-- Begin Exercise input --

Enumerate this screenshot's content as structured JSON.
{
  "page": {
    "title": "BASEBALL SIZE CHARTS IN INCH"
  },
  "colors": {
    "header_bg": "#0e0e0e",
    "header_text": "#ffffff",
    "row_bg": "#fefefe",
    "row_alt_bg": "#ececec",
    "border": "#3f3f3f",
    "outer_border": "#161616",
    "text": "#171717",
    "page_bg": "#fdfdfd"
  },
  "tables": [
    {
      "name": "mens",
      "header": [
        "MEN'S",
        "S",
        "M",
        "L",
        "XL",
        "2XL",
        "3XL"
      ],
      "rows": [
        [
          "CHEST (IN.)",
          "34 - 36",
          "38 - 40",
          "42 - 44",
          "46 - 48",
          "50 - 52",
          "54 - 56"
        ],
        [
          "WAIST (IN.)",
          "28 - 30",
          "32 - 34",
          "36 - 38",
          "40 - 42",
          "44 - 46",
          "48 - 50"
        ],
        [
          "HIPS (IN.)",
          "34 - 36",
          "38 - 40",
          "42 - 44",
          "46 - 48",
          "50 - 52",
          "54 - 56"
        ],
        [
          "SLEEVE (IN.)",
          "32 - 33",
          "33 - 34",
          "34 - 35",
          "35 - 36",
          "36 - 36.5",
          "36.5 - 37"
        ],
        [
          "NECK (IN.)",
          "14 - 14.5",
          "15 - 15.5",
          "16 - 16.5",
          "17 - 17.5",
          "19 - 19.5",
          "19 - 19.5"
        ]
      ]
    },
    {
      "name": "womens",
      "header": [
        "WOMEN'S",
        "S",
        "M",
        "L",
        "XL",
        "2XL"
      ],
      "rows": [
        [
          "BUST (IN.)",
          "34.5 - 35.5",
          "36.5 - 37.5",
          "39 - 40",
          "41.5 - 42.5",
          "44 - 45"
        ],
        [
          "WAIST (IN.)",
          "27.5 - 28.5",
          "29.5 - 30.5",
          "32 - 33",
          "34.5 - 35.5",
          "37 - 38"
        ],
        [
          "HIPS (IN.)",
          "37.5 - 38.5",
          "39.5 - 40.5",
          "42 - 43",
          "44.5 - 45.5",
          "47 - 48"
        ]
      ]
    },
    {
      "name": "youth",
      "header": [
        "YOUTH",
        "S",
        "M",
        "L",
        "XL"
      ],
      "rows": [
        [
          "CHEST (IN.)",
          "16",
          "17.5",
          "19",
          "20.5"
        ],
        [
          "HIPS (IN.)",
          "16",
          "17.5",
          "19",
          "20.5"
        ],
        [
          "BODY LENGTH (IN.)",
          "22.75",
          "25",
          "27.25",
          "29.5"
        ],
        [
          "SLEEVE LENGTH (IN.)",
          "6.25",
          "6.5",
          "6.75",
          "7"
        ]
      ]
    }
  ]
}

-- End Exercise input --

_Problem requirements_
Restate every entry word for word.

_Response to the exercise_
Enumerate this screenshot's content as structured JSON.
{
  "page": {
    "title": "BASEBALL SIZE CHARTS IN INCH"
  },
  "colors": {
    "header_bg": "#0e0e0e",
    "header_text": "#ffffff",
    "row_bg": "#fefefe",
    "row_alt_bg": "#ececec",
    "border": "#3f3f3f",
    "outer_border": "#161616",
    "text": "#171717",
    "page_bg": "#fdfdfd"
  },
  "tables": [
    {
      "name": "mens",
      "header": [
        "MEN'S",
        "S",
        "M",
        "L",
        "XL",
        "2XL",
        "3XL"
      ],
      "rows": [
        [
          "CHEST (IN.)",
          "34 - 36",
          "38 - 40",
          "42 - 44",
          "46 - 48",
          "50 - 52",
          "54 - 56"
        ],
        [
          "WAIST (IN.)",
          "28 - 30",
          "32 - 34",
          "36 - 38",
          "40 - 42",
          "44 - 46",
          "48 - 50"
        ],
        [
          "HIPS (IN.)",
          "34 - 36",
          "38 - 40",
          "42 - 44",
          "46 - 48",
          "50 - 52",
          "54 - 56"
        ],
        [
          "SLEEVE (IN.)",
          "32 - 33",
          "33 - 34",
          "34 - 35",
          "35 - 36",
          "36 - 36.5",
          "36.5 - 37"
        ],
        [
          "NECK (IN.)",
          "14 - 14.5",
          "15 - 15.5",
          "16 - 16.5",
          "17 - 17.5",
          "19 - 19.5",
          "19 - 19.5"
        ]
      ]
    },
    {
      "name": "womens",
      "header": [
        "WOMEN'S",
        "S",
        "M",
        "L",
        "XL",
        "2XL"
      ],
      "rows": [
        [
          "BUST (IN.)",
          "34.5 - 35.5",
          "36.5 - 37.5",
          "39 - 40",
          "41.5 - 42.5",
          "44 - 45"
        ],
        [
          "WAIST (IN.)",
          "27.5 - 28.5",
          "29.5 - 30.5",
          "32 - 33",
          "34.5 - 35.5",
          "37 - 38"
        ],
        [
          "HIPS (IN.)",
          "37.5 - 38.5",
          "39.5 - 40.5",
          "42 - 43",
          "44.5 - 45.5",
          "47 - 48"
        ]
      ]
    },
    {
      "name": "youth",
      "header": [
        "YOUTH",
        "S",
        "M",
        "L",
        "XL"
      ],
      "rows": [
        [
          "CHEST (IN.)",
          "16",
          "17.5",
          "19",
          "20.5"
        ],
        [
          "HIPS (IN.)",
          "16",
          "17.5",
          "19",
          "20.5"
        ],
        [
          "BODY LENGTH (IN.)",
          "22.75",
          "25",
          "27.25",
          "29.5"
        ],
        [
          "SLEEVE LENGTH (IN.)",
          "6.25",
          "6.5",
          "6.75",
          "7"
        ]
      ]
    }
  ]
}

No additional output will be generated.